**Stated task:** Transcribe the records below exactly as they appear.
-- BEGIN Records supplied --
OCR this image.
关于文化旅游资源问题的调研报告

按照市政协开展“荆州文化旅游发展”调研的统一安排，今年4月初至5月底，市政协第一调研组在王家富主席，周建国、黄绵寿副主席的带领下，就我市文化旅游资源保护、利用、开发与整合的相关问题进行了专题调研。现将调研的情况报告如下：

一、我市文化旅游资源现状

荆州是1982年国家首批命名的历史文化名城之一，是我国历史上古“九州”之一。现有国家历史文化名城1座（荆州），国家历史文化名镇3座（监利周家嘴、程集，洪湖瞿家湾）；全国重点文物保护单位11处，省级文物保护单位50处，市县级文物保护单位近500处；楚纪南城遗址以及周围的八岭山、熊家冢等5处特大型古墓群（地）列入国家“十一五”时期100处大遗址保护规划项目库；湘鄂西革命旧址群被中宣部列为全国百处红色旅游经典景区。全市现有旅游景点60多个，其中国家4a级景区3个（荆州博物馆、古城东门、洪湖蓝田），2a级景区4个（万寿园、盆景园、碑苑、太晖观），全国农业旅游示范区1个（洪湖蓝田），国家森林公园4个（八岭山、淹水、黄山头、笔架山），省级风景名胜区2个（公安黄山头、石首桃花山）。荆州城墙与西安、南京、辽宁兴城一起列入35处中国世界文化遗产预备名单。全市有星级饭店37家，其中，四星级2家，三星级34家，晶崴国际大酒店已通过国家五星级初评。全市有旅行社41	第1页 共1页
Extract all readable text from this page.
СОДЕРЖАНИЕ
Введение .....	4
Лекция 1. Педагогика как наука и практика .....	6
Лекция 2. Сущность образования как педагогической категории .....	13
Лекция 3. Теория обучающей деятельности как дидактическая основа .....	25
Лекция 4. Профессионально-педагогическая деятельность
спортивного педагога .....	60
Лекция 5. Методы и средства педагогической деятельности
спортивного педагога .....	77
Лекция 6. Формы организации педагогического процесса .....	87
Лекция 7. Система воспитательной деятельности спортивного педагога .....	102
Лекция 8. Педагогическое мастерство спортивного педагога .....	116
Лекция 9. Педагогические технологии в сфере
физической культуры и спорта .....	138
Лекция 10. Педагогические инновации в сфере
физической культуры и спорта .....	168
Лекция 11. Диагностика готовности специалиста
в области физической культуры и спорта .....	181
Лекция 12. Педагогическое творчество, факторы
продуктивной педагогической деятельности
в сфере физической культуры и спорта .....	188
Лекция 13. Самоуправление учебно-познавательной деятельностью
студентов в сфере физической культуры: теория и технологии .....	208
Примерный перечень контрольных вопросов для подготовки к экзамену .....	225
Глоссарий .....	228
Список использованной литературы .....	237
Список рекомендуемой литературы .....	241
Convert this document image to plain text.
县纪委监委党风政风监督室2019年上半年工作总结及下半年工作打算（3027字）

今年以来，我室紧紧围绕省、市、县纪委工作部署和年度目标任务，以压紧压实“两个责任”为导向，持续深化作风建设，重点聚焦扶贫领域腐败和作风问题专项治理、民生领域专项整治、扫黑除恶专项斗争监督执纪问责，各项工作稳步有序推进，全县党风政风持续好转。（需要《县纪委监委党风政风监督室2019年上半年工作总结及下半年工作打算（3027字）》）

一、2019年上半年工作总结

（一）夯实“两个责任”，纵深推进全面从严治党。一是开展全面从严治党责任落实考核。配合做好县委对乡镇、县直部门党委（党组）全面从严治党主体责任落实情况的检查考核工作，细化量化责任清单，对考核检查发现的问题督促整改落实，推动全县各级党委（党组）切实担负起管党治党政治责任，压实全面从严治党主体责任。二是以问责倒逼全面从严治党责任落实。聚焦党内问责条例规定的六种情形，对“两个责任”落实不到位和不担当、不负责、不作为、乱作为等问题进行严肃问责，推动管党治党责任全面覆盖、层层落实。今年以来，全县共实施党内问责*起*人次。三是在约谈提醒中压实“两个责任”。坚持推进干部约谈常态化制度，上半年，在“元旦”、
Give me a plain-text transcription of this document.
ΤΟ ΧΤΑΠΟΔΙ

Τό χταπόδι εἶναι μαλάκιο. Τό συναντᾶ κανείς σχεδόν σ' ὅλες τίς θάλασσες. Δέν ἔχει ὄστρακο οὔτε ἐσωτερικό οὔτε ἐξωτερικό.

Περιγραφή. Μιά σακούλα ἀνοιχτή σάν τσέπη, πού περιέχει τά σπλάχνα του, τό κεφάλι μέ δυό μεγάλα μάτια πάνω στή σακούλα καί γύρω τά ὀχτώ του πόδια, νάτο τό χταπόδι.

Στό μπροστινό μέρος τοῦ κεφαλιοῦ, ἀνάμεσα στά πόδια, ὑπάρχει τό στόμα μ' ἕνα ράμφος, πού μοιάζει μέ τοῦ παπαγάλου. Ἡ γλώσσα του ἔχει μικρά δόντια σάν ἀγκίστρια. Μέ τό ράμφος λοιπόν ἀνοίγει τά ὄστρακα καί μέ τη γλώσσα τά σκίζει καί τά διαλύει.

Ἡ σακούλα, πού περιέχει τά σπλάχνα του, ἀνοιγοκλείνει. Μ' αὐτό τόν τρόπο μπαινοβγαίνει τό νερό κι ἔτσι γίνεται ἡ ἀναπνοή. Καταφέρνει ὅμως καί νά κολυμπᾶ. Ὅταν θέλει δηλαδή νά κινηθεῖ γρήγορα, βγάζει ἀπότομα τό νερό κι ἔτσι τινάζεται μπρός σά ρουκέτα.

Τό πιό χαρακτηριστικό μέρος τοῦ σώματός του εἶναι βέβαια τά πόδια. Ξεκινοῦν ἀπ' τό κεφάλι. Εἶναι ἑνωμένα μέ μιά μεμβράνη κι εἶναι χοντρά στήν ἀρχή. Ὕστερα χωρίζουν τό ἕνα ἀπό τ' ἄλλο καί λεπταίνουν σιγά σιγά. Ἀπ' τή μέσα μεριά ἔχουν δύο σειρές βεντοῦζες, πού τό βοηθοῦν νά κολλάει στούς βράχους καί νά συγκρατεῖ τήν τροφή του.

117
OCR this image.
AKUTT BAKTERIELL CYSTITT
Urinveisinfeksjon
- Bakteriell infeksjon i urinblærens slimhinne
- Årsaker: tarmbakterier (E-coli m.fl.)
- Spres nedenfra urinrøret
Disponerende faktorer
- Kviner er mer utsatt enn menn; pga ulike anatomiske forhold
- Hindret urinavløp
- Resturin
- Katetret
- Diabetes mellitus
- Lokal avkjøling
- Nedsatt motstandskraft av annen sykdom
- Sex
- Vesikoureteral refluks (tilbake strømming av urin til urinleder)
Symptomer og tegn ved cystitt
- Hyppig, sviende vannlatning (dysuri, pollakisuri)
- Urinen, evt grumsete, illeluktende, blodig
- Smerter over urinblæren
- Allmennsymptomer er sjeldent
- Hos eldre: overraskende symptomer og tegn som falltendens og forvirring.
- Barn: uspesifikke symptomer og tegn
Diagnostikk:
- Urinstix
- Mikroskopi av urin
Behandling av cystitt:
-- END Records supplied --
**Result of the task:**
OCR this image.
关于文化旅游资源问题的调研报告

按照市政协开展“荆州文化旅游发展”调研的统一安排，今年4月初至5月底，市政协第一调研组在王家富主席，周建国、黄绵寿副主席的带领下，就我市文化旅游资源保护、利用、开发与整合的相关问题进行了专题调研。现将调研的情况报告如下：

一、我市文化旅游资源现状

荆州是1982年国家首批命名的历史文化名城之一，是我国历史上古“九州”之一。现有国家历史文化名城1座（荆州），国家历史文化名镇3座（监利周家嘴、程集，洪湖瞿家湾）；全国重点文物保护单位11处，省级文物保护单位50处，市县级文物保护单位近500处；楚纪南城遗址以及周围的八岭山、熊家冢等5处特大型古墓群（地）列入国家“十一五”时期100处大遗址保护规划项目库；湘鄂西革命旧址群被中宣部列为全国百处红色旅游经典景区。全市现有旅游景点60多个，其中国家4a级景区3个（荆州博物馆、古城东门、洪湖蓝田），2a级景区4个（万寿园、盆景园、碑苑、太晖观），全国农业旅游示范区1个（洪湖蓝田），国家森林公园4个（八岭山、淹水、黄山头、笔架山），省级风景名胜区2个（公安黄山头、石首桃花山）。荆州城墙与西安、南京、辽宁兴城一起列入35处中国世界文化遗产预备名单。全市有星级饭店37家，其中，四星级2家，三星级34家，晶崴国际大酒店已通过国家五星级初评。全市有旅行社41	第1页 共1页
Extract all readable text from this page.
СОДЕРЖАНИЕ
Введение .....	4
Лекция 1. Педагогика как наука и практика .....	6
Лекция 2. Сущность образования как педагогической категории .....	13
Лекция 3. Теория обучающей деятельности как дидактическая основа .....	25
Лекция 4. Профессионально-педагогическая деятельность
спортивного педагога .....	60
Лекция 5. Методы и средства педагогической деятельности
спортивного педагога .....	77
Лекция 6. Формы организации педагогического процесса .....	87
Лекция 7. Система воспитательной деятельности спортивного педагога .....	102
Лекция 8. Педагогическое мастерство спортивного педагога .....	116
Лекция 9. Педагогические технологии в сфере
физической культуры и спорта .....	138
Лекция 10. Педагогические инновации в сфере
физической культуры и спорта .....	168
Лекция 11. Диагностика готовности специалиста
в области физической культуры и спорта .....	181
Лекция 12. Педагогическое творчество, факторы
продуктивной педагогической деятельности
в сфере физической культуры и спорта .....	188
Лекция 13. Самоуправление учебно-познавательной деятельностью
студентов в сфере физической культуры: теория и технологии .....	208
Примерный перечень контрольных вопросов для подготовки к экзамену .....	225
Глоссарий .....	228
Список использованной литературы .....	237
Список рекомендуемой литературы .....	241
Convert this document image to plain text.
县纪委监委党风政风监督室2019年上半年工作总结及下半年工作打算（3027字）

今年以来，我室紧紧围绕省、市、县纪委工作部署和年度目标任务，以压紧压实“两个责任”为导向，持续深化作风建设，重点聚焦扶贫领域腐败和作风问题专项治理、民生领域专项整治、扫黑除恶专项斗争监督执纪问责，各项工作稳步有序推进，全县党风政风持续好转。（需要《县纪委监委党风政风监督室2019年上半年工作总结及下半年工作打算（3027字）》）

一、2019年上半年工作总结

（一）夯实“两个责任”，纵深推进全面从严治党。一是开展全面从严治党责任落实考核。配合做好县委对乡镇、县直部门党委（党组）全面从严治党主体责任落实情况的检查考核工作，细化量化责任清单，对考核检查发现的问题督促整改落实，推动全县各级党委（党组）切实担负起管党治党政治责任，压实全面从严治党主体责任。二是以问责倒逼全面从严治党责任落实。聚焦党内问责条例规定的六种情形，对“两个责任”落实不到位和不担当、不负责、不作为、乱作为等问题进行严肃问责，推动管党治党责任全面覆盖、层层落实。今年以来，全县共实施党内问责*起*人次。三是在约谈提醒中压实“两个责任”。坚持推进干部约谈常态化制度，上半年，在“元旦”、
Give me a plain-text transcription of this document.
ΤΟ ΧΤΑΠΟΔΙ

Τό χταπόδι εἶναι μαλάκιο. Τό συναντᾶ κανείς σχεδόν σ' ὅλες τίς θάλασσες. Δέν ἔχει ὄστρακο οὔτε ἐσωτερικό οὔτε ἐξωτερικό.

Περιγραφή. Μιά σακούλα ἀνοιχτή σάν τσέπη, πού περιέχει τά σπλάχνα του, τό κεφάλι μέ δυό μεγάλα μάτια πάνω στή σακούλα καί γύρω τά ὀχτώ του πόδια, νάτο τό χταπόδι.

Στό μπροστινό μέρος τοῦ κεφαλιοῦ, ἀνάμεσα στά πόδια, ὑπάρχει τό στόμα μ' ἕνα ράμφος, πού μοιάζει μέ τοῦ παπαγάλου. Ἡ γλώσσα του ἔχει μικρά δόντια σάν ἀγκίστρια. Μέ τό ράμφος λοιπόν ἀνοίγει τά ὄστρακα καί μέ τη γλώσσα τά σκίζει καί τά διαλύει.

Ἡ σακούλα, πού περιέχει τά σπλάχνα του, ἀνοιγοκλείνει. Μ' αὐτό τόν τρόπο μπαινοβγαίνει τό νερό κι ἔτσι γίνεται ἡ ἀναπνοή. Καταφέρνει ὅμως καί νά κολυμπᾶ. Ὅταν θέλει δηλαδή νά κινηθεῖ γρήγορα, βγάζει ἀπότομα τό νερό κι ἔτσι τινάζεται μπρός σά ρουκέτα.

Τό πιό χαρακτηριστικό μέρος τοῦ σώματός του εἶναι βέβαια τά πόδια. Ξεκινοῦν ἀπ' τό κεφάλι. Εἶναι ἑνωμένα μέ μιά μεμβράνη κι εἶναι χοντρά στήν ἀρχή. Ὕστερα χωρίζουν τό ἕνα ἀπό τ' ἄλλο καί λεπταίνουν σιγά σιγά. Ἀπ' τή μέσα μεριά ἔχουν δύο σειρές βεντοῦζες, πού τό βοηθοῦν νά κολλάει στούς βράχους καί νά συγκρατεῖ τήν τροφή του.

117
OCR this image.
AKUTT BAKTERIELL CYSTITT
Urinveisinfeksjon
- Bakteriell infeksjon i urinblærens slimhinne
- Årsaker: tarmbakterier (E-coli m.fl.)
- Spres nedenfra urinrøret
Disponerende faktorer
- Kviner er mer utsatt enn menn; pga ulike anatomiske forhold
- Hindret urinavløp
- Resturin
- Katetret
- Diabetes mellitus
- Lokal avkjøling
- Nedsatt motstandskraft av annen sykdom
- Sex
- Vesikoureteral refluks (tilbake strømming av urin til urinleder)
Symptomer og tegn ved cystitt
- Hyppig, sviende vannlatning (dysuri, pollakisuri)
- Urinen, evt grumsete, illeluktende, blodig
- Smerter over urinblæren
- Allmennsymptomer er sjeldent
- Hos eldre: overraskende symptomer og tegn som falltendens og forvirring.
- Barn: uspesifikke symptomer og tegn
Diagnostikk:
- Urinstix
- Mikroskopi av urin
Behandling av cystitt:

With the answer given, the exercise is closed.